Stored data entries:

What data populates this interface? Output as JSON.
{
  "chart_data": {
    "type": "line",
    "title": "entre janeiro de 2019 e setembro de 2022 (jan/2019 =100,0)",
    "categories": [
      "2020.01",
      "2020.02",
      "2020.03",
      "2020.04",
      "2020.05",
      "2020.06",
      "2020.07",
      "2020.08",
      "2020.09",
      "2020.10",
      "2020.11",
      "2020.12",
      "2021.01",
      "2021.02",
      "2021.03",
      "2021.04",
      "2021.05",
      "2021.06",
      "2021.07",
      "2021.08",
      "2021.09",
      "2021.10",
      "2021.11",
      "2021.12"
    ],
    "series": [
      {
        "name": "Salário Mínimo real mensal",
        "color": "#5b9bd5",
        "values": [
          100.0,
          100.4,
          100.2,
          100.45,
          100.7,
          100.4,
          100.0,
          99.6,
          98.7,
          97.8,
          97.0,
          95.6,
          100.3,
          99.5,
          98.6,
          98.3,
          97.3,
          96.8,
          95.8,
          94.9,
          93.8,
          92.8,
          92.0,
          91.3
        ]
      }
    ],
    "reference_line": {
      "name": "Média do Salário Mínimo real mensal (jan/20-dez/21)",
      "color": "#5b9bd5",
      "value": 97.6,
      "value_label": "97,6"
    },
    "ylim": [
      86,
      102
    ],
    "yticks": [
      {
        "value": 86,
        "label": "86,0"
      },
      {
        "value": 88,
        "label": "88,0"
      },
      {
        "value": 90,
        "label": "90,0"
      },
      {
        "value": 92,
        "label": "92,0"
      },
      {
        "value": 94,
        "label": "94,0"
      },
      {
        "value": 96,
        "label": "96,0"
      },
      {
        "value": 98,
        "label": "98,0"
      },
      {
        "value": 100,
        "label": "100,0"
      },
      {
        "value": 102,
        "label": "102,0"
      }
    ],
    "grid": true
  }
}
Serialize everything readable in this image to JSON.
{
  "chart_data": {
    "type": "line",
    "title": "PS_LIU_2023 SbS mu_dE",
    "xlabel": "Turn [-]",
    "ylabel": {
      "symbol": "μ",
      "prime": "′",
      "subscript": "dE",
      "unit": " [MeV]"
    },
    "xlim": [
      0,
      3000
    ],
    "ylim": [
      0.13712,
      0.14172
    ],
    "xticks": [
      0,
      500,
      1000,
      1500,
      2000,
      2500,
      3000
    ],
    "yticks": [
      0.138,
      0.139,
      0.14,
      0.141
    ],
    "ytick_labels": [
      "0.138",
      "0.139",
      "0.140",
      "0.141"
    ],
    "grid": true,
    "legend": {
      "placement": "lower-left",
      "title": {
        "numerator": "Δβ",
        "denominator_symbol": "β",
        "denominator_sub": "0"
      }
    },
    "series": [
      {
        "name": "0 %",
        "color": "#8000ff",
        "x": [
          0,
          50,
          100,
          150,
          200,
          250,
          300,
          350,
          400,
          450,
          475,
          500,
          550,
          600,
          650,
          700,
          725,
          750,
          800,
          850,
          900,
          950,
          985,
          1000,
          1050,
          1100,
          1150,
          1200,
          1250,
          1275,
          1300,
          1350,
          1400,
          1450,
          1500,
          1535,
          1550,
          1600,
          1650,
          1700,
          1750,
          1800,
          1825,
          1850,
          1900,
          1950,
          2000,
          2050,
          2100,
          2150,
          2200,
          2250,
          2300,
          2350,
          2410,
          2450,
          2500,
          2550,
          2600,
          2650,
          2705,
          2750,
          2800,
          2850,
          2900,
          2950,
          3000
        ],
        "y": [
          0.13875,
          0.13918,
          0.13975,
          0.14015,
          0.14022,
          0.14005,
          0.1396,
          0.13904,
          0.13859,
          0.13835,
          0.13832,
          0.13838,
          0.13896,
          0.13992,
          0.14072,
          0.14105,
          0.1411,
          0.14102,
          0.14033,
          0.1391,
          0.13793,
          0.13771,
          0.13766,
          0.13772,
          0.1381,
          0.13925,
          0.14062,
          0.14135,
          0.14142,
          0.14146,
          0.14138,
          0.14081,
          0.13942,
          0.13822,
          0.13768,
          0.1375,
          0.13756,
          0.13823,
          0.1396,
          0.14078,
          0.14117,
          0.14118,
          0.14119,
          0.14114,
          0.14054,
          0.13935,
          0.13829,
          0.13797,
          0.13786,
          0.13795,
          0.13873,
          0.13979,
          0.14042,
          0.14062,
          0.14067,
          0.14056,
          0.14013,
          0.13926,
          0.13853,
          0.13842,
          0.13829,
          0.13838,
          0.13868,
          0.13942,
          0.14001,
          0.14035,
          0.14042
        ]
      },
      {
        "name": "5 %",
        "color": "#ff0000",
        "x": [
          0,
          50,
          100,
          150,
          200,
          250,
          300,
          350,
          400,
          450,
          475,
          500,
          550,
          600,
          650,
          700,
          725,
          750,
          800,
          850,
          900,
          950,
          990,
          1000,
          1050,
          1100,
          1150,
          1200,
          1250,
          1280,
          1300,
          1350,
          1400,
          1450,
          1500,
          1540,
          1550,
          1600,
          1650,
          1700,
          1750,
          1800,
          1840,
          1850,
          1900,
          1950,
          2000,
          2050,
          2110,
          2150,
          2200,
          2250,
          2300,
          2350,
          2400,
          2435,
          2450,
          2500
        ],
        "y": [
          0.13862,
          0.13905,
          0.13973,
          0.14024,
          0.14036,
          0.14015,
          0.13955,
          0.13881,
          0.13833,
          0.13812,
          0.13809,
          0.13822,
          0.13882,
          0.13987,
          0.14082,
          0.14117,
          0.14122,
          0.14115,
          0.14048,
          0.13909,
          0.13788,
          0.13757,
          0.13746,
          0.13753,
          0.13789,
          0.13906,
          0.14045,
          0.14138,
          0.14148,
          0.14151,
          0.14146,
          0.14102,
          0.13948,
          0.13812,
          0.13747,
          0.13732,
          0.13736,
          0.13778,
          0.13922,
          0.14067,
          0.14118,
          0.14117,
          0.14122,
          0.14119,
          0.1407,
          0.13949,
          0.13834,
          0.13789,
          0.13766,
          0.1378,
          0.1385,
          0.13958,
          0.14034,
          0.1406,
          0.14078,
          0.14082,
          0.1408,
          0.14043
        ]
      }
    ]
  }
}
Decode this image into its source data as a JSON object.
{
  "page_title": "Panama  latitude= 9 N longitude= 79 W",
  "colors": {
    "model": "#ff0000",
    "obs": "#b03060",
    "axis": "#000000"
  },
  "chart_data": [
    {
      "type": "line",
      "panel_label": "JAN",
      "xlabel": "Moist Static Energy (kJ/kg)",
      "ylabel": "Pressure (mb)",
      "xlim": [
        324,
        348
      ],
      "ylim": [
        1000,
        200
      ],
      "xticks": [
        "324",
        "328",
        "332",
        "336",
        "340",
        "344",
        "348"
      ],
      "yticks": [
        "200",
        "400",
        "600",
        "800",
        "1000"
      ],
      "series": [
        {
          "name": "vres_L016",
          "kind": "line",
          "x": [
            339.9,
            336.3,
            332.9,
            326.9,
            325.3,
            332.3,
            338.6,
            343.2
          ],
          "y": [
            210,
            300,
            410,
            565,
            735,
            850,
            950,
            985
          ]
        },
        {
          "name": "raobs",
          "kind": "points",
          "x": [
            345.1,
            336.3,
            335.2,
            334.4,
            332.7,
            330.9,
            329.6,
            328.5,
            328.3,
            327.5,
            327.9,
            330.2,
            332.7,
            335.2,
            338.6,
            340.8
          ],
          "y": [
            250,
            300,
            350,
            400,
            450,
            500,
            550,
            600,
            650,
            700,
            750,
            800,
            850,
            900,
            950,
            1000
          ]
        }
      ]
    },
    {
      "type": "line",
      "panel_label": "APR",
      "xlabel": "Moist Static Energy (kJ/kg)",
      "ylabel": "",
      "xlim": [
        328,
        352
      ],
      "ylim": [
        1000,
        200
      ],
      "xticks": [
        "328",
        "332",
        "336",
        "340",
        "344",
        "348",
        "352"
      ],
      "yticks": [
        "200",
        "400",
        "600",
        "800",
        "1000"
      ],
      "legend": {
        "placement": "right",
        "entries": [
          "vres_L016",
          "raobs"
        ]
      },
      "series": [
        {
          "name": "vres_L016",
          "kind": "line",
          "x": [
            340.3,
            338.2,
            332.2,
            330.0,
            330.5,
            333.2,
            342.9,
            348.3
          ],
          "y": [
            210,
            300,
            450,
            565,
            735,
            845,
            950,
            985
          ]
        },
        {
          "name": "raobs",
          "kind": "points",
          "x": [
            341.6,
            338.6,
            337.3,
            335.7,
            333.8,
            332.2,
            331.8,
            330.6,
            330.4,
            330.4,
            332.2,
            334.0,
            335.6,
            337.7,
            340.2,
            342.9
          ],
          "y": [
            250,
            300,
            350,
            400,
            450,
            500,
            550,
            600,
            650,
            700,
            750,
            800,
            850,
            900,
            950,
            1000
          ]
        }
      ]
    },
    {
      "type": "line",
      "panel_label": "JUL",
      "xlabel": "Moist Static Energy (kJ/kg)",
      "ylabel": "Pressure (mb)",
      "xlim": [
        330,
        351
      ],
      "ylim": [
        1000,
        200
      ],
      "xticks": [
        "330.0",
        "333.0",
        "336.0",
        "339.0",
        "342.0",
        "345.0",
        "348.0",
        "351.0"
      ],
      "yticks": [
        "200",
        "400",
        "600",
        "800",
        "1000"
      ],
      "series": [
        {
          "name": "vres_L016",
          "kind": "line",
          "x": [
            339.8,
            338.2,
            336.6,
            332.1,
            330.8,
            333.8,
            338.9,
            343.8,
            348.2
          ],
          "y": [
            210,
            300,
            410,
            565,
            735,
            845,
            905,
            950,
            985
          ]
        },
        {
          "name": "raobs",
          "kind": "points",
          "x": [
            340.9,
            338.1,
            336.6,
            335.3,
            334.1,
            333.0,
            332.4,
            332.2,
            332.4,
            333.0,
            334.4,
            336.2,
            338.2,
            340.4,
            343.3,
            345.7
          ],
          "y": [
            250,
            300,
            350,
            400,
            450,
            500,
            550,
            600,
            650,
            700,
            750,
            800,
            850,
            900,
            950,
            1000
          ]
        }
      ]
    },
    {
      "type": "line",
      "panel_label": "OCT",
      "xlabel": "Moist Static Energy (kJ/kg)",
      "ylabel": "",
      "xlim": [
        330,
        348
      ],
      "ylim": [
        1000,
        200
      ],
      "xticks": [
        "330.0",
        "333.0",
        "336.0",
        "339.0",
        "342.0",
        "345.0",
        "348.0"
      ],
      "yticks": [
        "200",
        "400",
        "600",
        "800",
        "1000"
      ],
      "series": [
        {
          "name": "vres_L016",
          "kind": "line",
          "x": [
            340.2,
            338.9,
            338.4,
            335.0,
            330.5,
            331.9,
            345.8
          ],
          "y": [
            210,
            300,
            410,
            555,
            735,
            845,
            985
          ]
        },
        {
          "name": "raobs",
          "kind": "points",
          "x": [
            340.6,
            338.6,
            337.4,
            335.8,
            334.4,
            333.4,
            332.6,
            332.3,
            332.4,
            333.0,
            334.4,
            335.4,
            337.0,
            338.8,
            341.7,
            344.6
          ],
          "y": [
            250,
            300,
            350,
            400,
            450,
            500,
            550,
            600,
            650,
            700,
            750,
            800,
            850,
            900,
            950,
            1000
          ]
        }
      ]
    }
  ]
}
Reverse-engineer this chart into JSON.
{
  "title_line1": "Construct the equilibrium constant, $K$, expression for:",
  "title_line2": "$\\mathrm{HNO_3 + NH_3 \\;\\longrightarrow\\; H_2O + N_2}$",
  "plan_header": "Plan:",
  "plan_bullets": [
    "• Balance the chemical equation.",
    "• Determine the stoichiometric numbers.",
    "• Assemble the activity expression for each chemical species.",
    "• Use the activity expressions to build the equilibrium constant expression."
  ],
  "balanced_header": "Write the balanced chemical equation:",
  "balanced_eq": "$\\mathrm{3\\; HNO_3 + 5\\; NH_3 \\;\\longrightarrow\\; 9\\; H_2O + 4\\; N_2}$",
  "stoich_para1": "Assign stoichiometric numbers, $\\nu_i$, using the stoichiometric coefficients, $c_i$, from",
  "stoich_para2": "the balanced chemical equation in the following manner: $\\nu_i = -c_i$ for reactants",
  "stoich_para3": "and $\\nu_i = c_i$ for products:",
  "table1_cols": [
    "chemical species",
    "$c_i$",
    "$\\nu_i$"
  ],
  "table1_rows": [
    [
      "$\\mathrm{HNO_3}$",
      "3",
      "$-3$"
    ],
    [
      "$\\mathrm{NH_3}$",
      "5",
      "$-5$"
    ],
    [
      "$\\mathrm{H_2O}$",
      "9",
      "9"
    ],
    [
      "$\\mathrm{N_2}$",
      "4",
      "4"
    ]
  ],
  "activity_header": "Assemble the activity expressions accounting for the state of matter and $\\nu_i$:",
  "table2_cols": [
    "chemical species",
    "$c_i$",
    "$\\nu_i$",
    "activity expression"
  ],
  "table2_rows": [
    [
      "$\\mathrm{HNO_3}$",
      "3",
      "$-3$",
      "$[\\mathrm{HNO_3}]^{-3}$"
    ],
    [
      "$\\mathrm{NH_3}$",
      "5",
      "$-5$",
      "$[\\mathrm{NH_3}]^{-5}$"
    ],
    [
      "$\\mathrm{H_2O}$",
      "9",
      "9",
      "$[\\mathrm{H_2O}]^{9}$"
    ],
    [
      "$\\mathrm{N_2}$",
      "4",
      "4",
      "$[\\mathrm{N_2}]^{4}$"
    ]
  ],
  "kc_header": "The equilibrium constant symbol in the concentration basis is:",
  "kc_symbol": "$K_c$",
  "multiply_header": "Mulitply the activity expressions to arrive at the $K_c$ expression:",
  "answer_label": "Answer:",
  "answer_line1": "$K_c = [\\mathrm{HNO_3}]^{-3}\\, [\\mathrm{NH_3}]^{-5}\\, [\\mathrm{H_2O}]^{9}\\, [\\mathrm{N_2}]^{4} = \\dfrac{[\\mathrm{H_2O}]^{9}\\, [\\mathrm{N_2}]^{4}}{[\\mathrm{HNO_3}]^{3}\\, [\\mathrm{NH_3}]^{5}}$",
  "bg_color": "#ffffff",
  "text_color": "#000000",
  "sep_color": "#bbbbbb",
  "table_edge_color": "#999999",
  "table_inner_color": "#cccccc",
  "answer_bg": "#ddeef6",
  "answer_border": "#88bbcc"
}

▶ **To do**
Count how many lines contain "image" and give only that count.

▶ **Problem solution**
2